Start of Excerpt

Few if anyone outside the defense team is taking Cavallo's recusal motion seriously. For weeks, the Haidl defense team had hinted at devastating testimony of the DA's corruption in the rape case. But when the moment came to reveal their hand, Haidl's defense attorneys asked the judge to keep the recusal motion under seal. Deputy DA Brian Gurwitz, who is handling the Haidl case with prosecutor Dan Hess, said the defense tactic was an attempt to win a quid pro quo from Rackauckas and a generous plea-bargain agreement before a jury can ever see a DVD that caused one veteran police detective to vomit after watching it.

During the Dec. 22 hearing, Briseno tentatively sided with the defense but flip-flopped after Gurwitz argued that he knew of “no statutory authority” to keep the public in the dark about Haidl's attack on Rackauckas. When the judge asked him how long he'd need to unravel the defense theory, Gurwitz calmly replied, “Less than a minute.”

End of Excerpt
Start of Dataset content

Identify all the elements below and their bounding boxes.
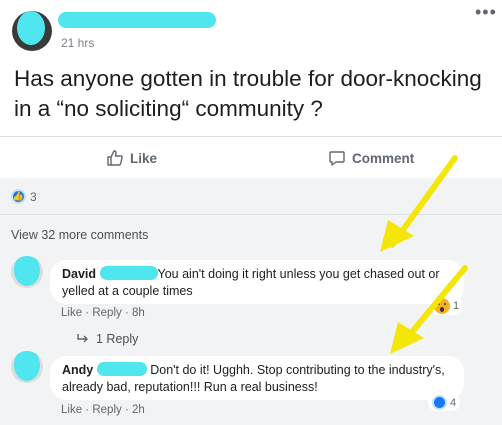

End of Dataset content

### Task requirements
[1] In the excerpt about the Haidl recusal motion, what did Gurwitz reply when the judge asked how long he would need to unravel the defense theory?
[2] Write the next part of the excerpt about the Haidl recusal motion, starting after its final sentence.

### Task-by-task outputs
[1] "Less than a minute."

[2]
The quip was fitting. The defense had tried to file the 2001-2002 grand jury report as proof the DA should be blocked from prosecuting the case. Unless additional information is forthcoming, the report—though highly unflattering to Rackauckas—isn't connected to the alleged rape.

Briseno will hear arguments and decide the motion on Jan. 22. But with blockbuster DVD evidence, courthouse sources don't believe there's a chance he'll agree that the DA is pushing the rape case solely to bolster his career. If the motion is dismissed, the assistant sheriff will have taken his last big swing at Rackauckas for his son—and missed.

That scenario has to be a humorous one in the DA's Santa Ana headquarters. When Don Haidl awakes from his stupor, he'll realize that he's inadvertently handed the man he hates a gift. For if any California district attorney needed a public-relations makeover, it was Rackauckas, who is expected to run for reelection in 2006. Now—for the first time in his five years in office—the DA has newfound credibility. In the sensational Haidl case, Rackauckas can legitimately claim he didn't twist the criminal justice system to help a fellow Republican pal.